--- BEGIN ---

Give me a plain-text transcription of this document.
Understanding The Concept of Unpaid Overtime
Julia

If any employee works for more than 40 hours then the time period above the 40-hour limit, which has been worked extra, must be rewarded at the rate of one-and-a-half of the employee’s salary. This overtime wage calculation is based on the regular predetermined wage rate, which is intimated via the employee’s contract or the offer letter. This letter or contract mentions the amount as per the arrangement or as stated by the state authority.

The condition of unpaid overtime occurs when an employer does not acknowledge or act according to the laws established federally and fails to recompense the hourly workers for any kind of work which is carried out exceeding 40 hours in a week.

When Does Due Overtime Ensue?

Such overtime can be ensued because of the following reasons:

--- END ---
--- BEGIN ---

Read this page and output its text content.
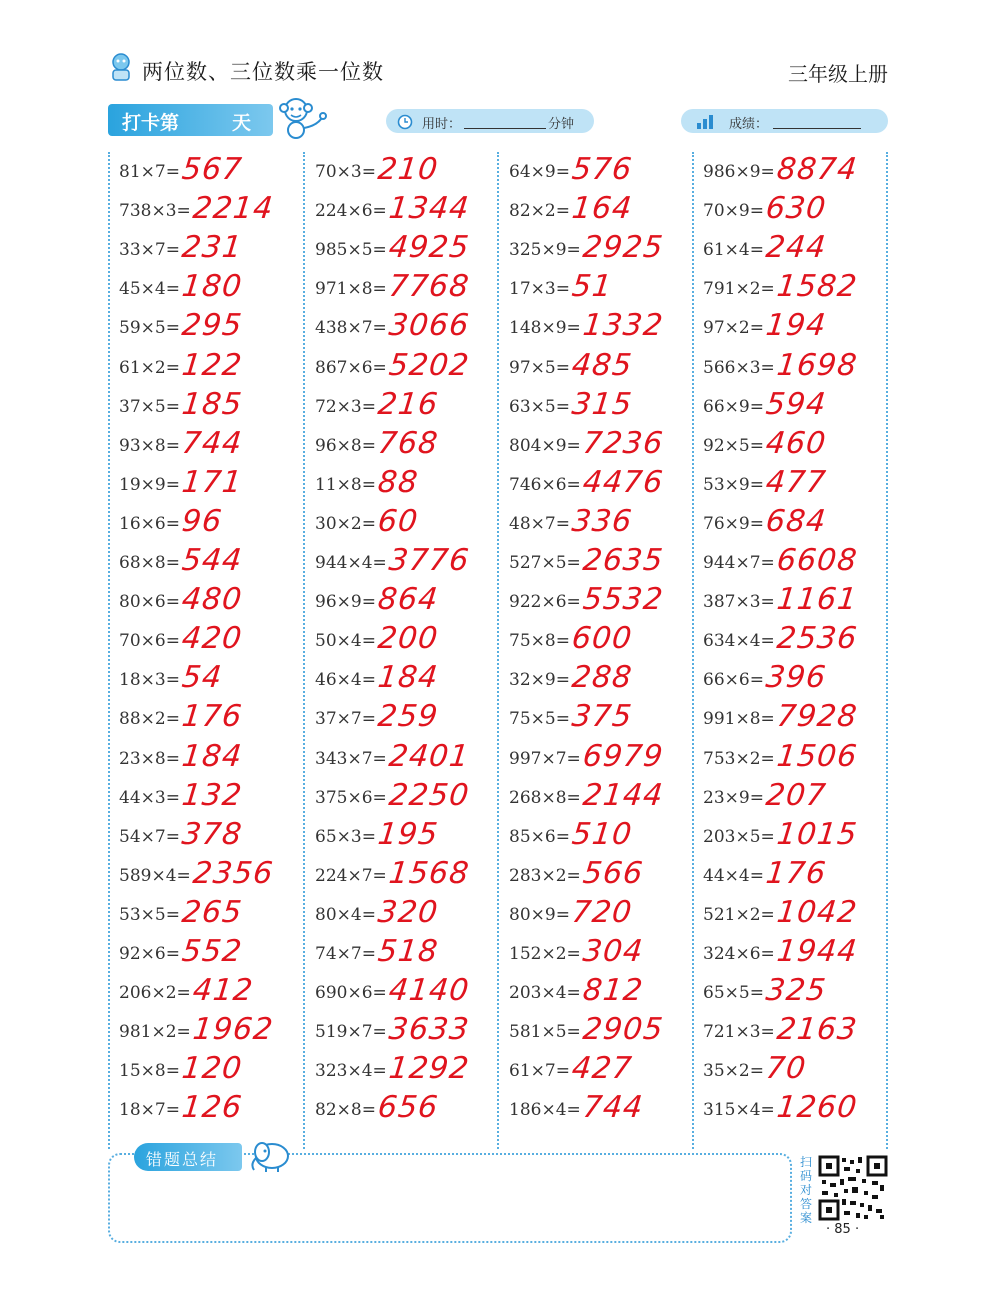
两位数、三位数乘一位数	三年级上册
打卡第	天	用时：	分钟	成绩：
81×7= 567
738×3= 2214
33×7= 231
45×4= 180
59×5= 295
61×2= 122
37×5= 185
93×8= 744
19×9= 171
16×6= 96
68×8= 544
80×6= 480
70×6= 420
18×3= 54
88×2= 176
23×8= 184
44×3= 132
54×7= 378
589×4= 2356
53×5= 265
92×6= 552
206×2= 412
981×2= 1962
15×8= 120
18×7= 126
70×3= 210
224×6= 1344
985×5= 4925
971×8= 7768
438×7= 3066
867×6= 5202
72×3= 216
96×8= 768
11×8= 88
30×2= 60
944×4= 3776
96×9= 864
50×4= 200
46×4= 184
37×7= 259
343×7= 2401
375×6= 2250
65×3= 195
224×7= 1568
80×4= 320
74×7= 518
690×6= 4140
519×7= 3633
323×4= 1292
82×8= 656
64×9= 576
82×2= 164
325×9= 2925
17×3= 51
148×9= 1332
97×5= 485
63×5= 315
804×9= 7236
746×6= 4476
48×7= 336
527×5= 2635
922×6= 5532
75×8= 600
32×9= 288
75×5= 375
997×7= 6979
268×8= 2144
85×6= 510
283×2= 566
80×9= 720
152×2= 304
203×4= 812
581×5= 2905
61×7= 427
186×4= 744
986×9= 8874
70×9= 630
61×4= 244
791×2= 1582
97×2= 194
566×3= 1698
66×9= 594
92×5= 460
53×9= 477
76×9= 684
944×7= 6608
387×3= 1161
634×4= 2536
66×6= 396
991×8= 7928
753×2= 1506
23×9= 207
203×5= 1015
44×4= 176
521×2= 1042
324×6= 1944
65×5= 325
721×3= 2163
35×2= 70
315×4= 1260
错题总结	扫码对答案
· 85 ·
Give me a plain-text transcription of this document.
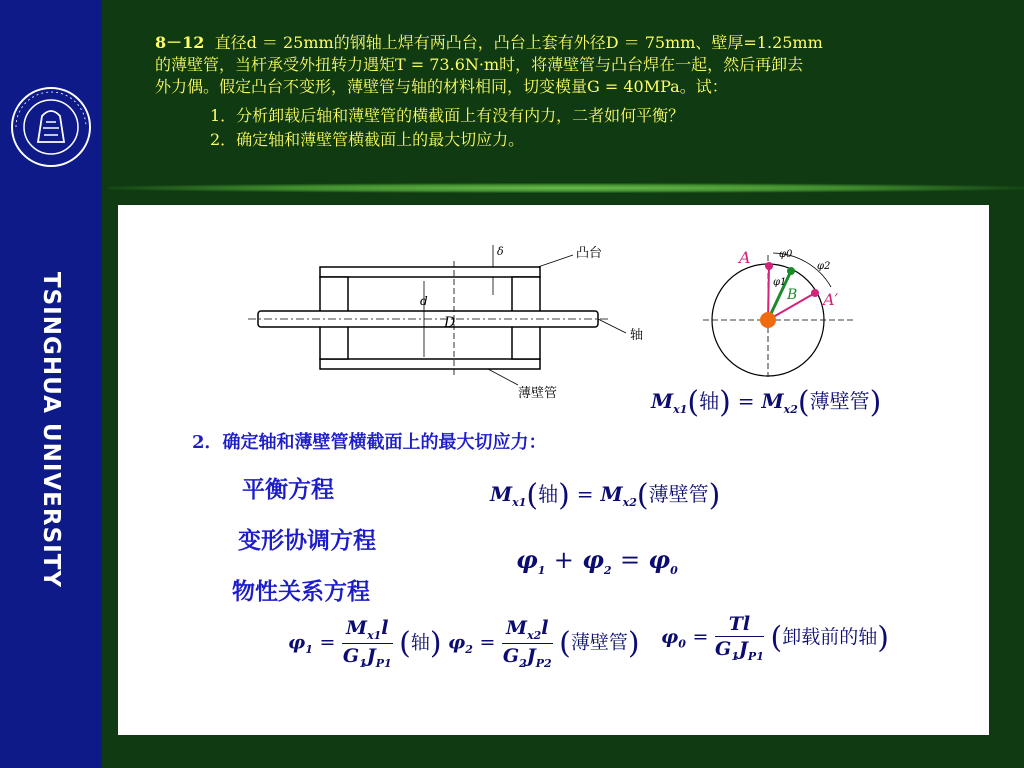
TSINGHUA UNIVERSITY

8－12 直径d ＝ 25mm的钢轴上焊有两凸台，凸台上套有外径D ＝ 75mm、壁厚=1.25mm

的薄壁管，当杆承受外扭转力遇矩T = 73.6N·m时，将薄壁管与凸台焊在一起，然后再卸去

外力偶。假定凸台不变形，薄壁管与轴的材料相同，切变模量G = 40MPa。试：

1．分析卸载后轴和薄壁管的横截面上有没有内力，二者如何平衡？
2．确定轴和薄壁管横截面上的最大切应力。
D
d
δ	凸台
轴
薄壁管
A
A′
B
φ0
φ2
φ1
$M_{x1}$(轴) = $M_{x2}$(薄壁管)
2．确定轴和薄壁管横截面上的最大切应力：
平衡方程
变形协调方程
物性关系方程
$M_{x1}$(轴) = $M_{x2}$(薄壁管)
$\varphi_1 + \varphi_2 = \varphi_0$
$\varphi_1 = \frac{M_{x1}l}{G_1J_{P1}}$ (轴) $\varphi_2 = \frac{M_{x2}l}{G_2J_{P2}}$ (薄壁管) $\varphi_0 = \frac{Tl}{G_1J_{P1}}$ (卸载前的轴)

--- END ---
--- BEGIN ---

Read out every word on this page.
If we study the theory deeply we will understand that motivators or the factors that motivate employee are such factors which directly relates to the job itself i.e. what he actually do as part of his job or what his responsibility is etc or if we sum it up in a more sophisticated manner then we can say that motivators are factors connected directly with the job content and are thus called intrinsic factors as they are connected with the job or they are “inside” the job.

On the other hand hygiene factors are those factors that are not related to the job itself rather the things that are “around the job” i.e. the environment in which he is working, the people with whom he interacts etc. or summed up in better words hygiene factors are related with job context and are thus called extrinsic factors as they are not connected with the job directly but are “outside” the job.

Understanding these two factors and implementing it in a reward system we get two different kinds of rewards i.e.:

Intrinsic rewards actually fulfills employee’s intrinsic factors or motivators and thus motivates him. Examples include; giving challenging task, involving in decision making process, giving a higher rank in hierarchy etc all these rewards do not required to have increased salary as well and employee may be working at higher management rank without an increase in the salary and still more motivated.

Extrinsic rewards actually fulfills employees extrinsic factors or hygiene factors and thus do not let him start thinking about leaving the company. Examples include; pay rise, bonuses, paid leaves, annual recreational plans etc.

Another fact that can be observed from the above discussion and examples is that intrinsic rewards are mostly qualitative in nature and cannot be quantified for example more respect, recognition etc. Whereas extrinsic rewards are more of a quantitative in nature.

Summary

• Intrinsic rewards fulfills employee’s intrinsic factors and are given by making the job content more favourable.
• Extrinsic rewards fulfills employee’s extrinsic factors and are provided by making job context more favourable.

--- END ---

→ **Problem**
Using the records above, copy each line that contains "actually".

→ **Response to the exercise**
If we study the theory deeply we will understand that motivators or the factors that motivate employee are such factors which directly relates to the job itself i.e. what he actually do as part of his job or what his responsibility is etc or if we sum it up in a more sophisticated manner then we can say that motivators are factors connected directly with the job content and are thus called intrinsic factors as they are connected with the job or they are “inside” the job.
Intrinsic rewards actually fulfills employee’s intrinsic factors or motivators and thus motivates him. Examples include; giving challenging task, involving in decision making process, giving a higher rank in hierarchy etc all these rewards do not required to have increased salary as well and employee may be working at higher management rank without an increase in the salary and still more motivated.
Extrinsic rewards actually fulfills employees extrinsic factors or hygiene factors and thus do not let him start thinking about leaving the company. Examples include; pay rise, bonuses, paid leaves, annual recreational plans etc.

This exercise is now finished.